** Given problem **
Go through the listing and write out all of it exactly.

** Information shown **
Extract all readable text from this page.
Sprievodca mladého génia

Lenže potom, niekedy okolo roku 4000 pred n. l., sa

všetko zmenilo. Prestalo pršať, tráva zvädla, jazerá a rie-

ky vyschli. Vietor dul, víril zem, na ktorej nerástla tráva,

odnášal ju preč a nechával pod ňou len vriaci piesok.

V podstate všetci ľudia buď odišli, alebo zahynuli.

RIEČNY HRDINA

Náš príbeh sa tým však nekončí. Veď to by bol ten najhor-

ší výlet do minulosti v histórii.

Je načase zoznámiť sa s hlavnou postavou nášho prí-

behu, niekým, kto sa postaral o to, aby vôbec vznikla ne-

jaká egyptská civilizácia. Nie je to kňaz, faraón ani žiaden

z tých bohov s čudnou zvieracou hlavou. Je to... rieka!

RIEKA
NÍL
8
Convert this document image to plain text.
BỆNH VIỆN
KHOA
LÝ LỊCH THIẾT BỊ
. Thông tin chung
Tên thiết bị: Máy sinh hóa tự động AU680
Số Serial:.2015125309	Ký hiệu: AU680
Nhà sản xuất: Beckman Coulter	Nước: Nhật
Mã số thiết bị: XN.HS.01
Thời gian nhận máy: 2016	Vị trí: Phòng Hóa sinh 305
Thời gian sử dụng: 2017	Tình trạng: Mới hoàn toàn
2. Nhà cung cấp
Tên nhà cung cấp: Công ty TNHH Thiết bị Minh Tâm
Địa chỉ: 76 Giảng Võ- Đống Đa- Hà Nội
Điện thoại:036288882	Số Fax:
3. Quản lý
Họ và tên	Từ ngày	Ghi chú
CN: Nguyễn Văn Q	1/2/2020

** The solution **
Extract all readable text from this page.
Sprievodca mladého génia

Lenže potom, niekedy okolo roku 4000 pred n. l., sa

všetko zmenilo. Prestalo pršať, tráva zvädla, jazerá a rie-

ky vyschli. Vietor dul, víril zem, na ktorej nerástla tráva,

odnášal ju preč a nechával pod ňou len vriaci piesok.

V podstate všetci ľudia buď odišli, alebo zahynuli.

RIEČNY HRDINA

Náš príbeh sa tým však nekončí. Veď to by bol ten najhor-

ší výlet do minulosti v histórii.

Je načase zoznámiť sa s hlavnou postavou nášho prí-

behu, niekým, kto sa postaral o to, aby vôbec vznikla ne-

jaká egyptská civilizácia. Nie je to kňaz, faraón ani žiaden

z tých bohov s čudnou zvieracou hlavou. Je to... rieka!

RIEKA
NÍL
8
Convert this document image to plain text.
BỆNH VIỆN
KHOA
LÝ LỊCH THIẾT BỊ
. Thông tin chung
Tên thiết bị: Máy sinh hóa tự động AU680
Số Serial:.2015125309	Ký hiệu: AU680
Nhà sản xuất: Beckman Coulter	Nước: Nhật
Mã số thiết bị: XN.HS.01
Thời gian nhận máy: 2016	Vị trí: Phòng Hóa sinh 305
Thời gian sử dụng: 2017	Tình trạng: Mới hoàn toàn
2. Nhà cung cấp
Tên nhà cung cấp: Công ty TNHH Thiết bị Minh Tâm
Địa chỉ: 76 Giảng Võ- Đống Đa- Hà Nội
Điện thoại:036288882	Số Fax:
3. Quản lý
Họ và tên	Từ ngày	Ghi chú
CN: Nguyễn Văn Q	1/2/2020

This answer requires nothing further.